▶ _Stated goal_
Give all of the lines again, with nothing added or dropped.

━━━━━ Data shown ━━━━━

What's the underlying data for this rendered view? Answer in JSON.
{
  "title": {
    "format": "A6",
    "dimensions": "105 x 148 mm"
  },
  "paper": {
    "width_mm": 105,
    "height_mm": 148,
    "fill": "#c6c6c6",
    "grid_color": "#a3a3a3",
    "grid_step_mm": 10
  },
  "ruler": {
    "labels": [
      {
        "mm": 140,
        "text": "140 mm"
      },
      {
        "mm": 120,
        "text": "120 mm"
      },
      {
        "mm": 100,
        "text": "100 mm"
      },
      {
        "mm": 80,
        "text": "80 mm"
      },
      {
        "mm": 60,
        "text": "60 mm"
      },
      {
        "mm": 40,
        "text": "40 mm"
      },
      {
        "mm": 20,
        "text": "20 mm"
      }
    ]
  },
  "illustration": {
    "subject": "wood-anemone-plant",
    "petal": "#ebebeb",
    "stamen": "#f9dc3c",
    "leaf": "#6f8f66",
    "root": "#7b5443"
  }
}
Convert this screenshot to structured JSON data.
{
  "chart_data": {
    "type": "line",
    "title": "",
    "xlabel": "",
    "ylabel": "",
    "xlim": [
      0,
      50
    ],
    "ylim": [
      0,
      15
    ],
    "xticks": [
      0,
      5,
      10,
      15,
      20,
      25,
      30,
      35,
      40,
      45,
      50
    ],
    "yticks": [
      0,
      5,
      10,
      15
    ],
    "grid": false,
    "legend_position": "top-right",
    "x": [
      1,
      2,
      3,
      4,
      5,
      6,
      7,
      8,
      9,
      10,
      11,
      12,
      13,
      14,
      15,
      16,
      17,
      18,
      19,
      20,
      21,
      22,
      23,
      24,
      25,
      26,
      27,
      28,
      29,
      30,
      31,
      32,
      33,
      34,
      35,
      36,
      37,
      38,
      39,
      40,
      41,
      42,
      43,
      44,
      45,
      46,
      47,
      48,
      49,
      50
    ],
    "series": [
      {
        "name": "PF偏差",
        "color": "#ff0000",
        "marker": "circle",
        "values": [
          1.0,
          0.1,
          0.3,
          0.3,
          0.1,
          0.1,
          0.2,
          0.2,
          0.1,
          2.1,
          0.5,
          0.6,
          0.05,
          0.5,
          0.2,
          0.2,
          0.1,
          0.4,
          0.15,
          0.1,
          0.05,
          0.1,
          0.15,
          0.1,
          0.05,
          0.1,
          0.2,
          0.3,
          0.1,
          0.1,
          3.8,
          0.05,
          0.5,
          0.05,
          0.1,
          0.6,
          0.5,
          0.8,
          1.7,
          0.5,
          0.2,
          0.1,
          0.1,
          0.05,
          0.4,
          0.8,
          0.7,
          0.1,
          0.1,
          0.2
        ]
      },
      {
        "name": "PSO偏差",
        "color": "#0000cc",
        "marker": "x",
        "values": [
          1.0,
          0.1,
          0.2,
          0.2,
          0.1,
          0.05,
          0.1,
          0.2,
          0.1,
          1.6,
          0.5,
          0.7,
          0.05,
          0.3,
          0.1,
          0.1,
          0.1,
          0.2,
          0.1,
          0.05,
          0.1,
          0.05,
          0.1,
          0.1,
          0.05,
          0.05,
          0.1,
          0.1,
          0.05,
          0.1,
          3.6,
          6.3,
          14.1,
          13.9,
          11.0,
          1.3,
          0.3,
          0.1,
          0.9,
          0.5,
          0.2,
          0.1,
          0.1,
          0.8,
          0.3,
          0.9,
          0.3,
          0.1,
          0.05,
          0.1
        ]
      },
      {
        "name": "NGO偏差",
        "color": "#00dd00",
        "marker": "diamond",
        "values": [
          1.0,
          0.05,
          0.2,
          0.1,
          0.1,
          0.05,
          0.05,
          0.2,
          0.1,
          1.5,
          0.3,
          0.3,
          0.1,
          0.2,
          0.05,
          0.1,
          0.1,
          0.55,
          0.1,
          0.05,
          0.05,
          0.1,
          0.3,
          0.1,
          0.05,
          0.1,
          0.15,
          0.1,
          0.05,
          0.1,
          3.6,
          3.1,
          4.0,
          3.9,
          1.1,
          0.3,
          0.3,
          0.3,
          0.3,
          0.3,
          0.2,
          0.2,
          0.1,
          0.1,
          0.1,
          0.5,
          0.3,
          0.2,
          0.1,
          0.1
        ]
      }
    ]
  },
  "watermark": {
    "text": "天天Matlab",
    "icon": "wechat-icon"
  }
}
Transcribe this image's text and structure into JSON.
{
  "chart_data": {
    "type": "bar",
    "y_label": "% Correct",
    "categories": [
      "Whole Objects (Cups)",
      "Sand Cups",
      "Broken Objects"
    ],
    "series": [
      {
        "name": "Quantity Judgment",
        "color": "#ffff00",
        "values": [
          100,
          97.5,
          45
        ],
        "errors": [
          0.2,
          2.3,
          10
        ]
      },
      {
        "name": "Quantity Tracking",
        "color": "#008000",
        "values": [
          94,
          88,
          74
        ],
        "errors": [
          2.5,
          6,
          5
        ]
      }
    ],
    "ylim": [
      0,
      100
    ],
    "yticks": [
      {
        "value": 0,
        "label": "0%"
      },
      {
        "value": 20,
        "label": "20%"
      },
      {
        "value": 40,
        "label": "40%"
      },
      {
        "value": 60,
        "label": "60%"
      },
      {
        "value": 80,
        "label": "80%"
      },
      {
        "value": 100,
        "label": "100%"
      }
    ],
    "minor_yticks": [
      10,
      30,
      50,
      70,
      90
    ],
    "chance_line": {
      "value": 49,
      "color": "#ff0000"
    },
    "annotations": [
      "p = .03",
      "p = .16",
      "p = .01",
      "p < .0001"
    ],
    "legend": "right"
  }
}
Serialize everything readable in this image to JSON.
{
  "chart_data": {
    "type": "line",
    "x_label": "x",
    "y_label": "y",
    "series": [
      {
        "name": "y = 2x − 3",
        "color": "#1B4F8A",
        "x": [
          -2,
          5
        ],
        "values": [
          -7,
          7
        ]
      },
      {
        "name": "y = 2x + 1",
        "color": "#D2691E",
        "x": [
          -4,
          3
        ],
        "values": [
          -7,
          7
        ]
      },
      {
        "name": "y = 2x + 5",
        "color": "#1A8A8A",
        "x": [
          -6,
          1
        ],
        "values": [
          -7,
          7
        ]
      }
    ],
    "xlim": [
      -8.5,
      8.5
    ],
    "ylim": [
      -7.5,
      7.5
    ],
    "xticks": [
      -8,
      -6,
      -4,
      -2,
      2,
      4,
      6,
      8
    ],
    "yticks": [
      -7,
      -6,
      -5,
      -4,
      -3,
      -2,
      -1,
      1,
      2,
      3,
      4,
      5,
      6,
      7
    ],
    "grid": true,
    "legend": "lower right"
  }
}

━━━━━

▶ _Solution to the problem_
What's the underlying data for this rendered view? Answer in JSON.
{
  "title": {
    "format": "A6",
    "dimensions": "105 x 148 mm"
  },
  "paper": {
    "width_mm": 105,
    "height_mm": 148,
    "fill": "#c6c6c6",
    "grid_color": "#a3a3a3",
    "grid_step_mm": 10
  },
  "ruler": {
    "labels": [
      {
        "mm": 140,
        "text": "140 mm"
      },
      {
        "mm": 120,
        "text": "120 mm"
      },
      {
        "mm": 100,
        "text": "100 mm"
      },
      {
        "mm": 80,
        "text": "80 mm"
      },
      {
        "mm": 60,
        "text": "60 mm"
      },
      {
        "mm": 40,
        "text": "40 mm"
      },
      {
        "mm": 20,
        "text": "20 mm"
      }
    ]
  },
  "illustration": {
    "subject": "wood-anemone-plant",
    "petal": "#ebebeb",
    "stamen": "#f9dc3c",
    "leaf": "#6f8f66",
    "root": "#7b5443"
  }
}
Convert this screenshot to structured JSON data.
{
  "chart_data": {
    "type": "line",
    "title": "",
    "xlabel": "",
    "ylabel": "",
    "xlim": [
      0,
      50
    ],
    "ylim": [
      0,
      15
    ],
    "xticks": [
      0,
      5,
      10,
      15,
      20,
      25,
      30,
      35,
      40,
      45,
      50
    ],
    "yticks": [
      0,
      5,
      10,
      15
    ],
    "grid": false,
    "legend_position": "top-right",
    "x": [
      1,
      2,
      3,
      4,
      5,
      6,
      7,
      8,
      9,
      10,
      11,
      12,
      13,
      14,
      15,
      16,
      17,
      18,
      19,
      20,
      21,
      22,
      23,
      24,
      25,
      26,
      27,
      28,
      29,
      30,
      31,
      32,
      33,
      34,
      35,
      36,
      37,
      38,
      39,
      40,
      41,
      42,
      43,
      44,
      45,
      46,
      47,
      48,
      49,
      50
    ],
    "series": [
      {
        "name": "PF偏差",
        "color": "#ff0000",
        "marker": "circle",
        "values": [
          1.0,
          0.1,
          0.3,
          0.3,
          0.1,
          0.1,
          0.2,
          0.2,
          0.1,
          2.1,
          0.5,
          0.6,
          0.05,
          0.5,
          0.2,
          0.2,
          0.1,
          0.4,
          0.15,
          0.1,
          0.05,
          0.1,
          0.15,
          0.1,
          0.05,
          0.1,
          0.2,
          0.3,
          0.1,
          0.1,
          3.8,
          0.05,
          0.5,
          0.05,
          0.1,
          0.6,
          0.5,
          0.8,
          1.7,
          0.5,
          0.2,
          0.1,
          0.1,
          0.05,
          0.4,
          0.8,
          0.7,
          0.1,
          0.1,
          0.2
        ]
      },
      {
        "name": "PSO偏差",
        "color": "#0000cc",
        "marker": "x",
        "values": [
          1.0,
          0.1,
          0.2,
          0.2,
          0.1,
          0.05,
          0.1,
          0.2,
          0.1,
          1.6,
          0.5,
          0.7,
          0.05,
          0.3,
          0.1,
          0.1,
          0.1,
          0.2,
          0.1,
          0.05,
          0.1,
          0.05,
          0.1,
          0.1,
          0.05,
          0.05,
          0.1,
          0.1,
          0.05,
          0.1,
          3.6,
          6.3,
          14.1,
          13.9,
          11.0,
          1.3,
          0.3,
          0.1,
          0.9,
          0.5,
          0.2,
          0.1,
          0.1,
          0.8,
          0.3,
          0.9,
          0.3,
          0.1,
          0.05,
          0.1
        ]
      },
      {
        "name": "NGO偏差",
        "color": "#00dd00",
        "marker": "diamond",
        "values": [
          1.0,
          0.05,
          0.2,
          0.1,
          0.1,
          0.05,
          0.05,
          0.2,
          0.1,
          1.5,
          0.3,
          0.3,
          0.1,
          0.2,
          0.05,
          0.1,
          0.1,
          0.55,
          0.1,
          0.05,
          0.05,
          0.1,
          0.3,
          0.1,
          0.05,
          0.1,
          0.15,
          0.1,
          0.05,
          0.1,
          3.6,
          3.1,
          4.0,
          3.9,
          1.1,
          0.3,
          0.3,
          0.3,
          0.3,
          0.3,
          0.2,
          0.2,
          0.1,
          0.1,
          0.1,
          0.5,
          0.3,
          0.2,
          0.1,
          0.1
        ]
      }
    ]
  },
  "watermark": {
    "text": "天天Matlab",
    "icon": "wechat-icon"
  }
}
Transcribe this image's text and structure into JSON.
{
  "chart_data": {
    "type": "bar",
    "y_label": "% Correct",
    "categories": [
      "Whole Objects (Cups)",
      "Sand Cups",
      "Broken Objects"
    ],
    "series": [
      {
        "name": "Quantity Judgment",
        "color": "#ffff00",
        "values": [
          100,
          97.5,
          45
        ],
        "errors": [
          0.2,
          2.3,
          10
        ]
      },
      {
        "name": "Quantity Tracking",
        "color": "#008000",
        "values": [
          94,
          88,
          74
        ],
        "errors": [
          2.5,
          6,
          5
        ]
      }
    ],
    "ylim": [
      0,
      100
    ],
    "yticks": [
      {
        "value": 0,
        "label": "0%"
      },
      {
        "value": 20,
        "label": "20%"
      },
      {
        "value": 40,
        "label": "40%"
      },
      {
        "value": 60,
        "label": "60%"
      },
      {
        "value": 80,
        "label": "80%"
      },
      {
        "value": 100,
        "label": "100%"
      }
    ],
    "minor_yticks": [
      10,
      30,
      50,
      70,
      90
    ],
    "chance_line": {
      "value": 49,
      "color": "#ff0000"
    },
    "annotations": [
      "p = .03",
      "p = .16",
      "p = .01",
      "p < .0001"
    ],
    "legend": "right"
  }
}
Serialize everything readable in this image to JSON.
{
  "chart_data": {
    "type": "line",
    "x_label": "x",
    "y_label": "y",
    "series": [
      {
        "name": "y = 2x − 3",
        "color": "#1B4F8A",
        "x": [
          -2,
          5
        ],
        "values": [
          -7,
          7
        ]
      },
      {
        "name": "y = 2x + 1",
        "color": "#D2691E",
        "x": [
          -4,
          3
        ],
        "values": [
          -7,
          7
        ]
      },
      {
        "name": "y = 2x + 5",
        "color": "#1A8A8A",
        "x": [
          -6,
          1
        ],
        "values": [
          -7,
          7
        ]
      }
    ],
    "xlim": [
      -8.5,
      8.5
    ],
    "ylim": [
      -7.5,
      7.5
    ],
    "xticks": [
      -8,
      -6,
      -4,
      -2,
      2,
      4,
      6,
      8
    ],
    "yticks": [
      -7,
      -6,
      -5,
      -4,
      -3,
      -2,
      -1,
      1,
      2,
      3,
      4,
      5,
      6,
      7
    ],
    "grid": true,
    "legend": "lower right"
  }
}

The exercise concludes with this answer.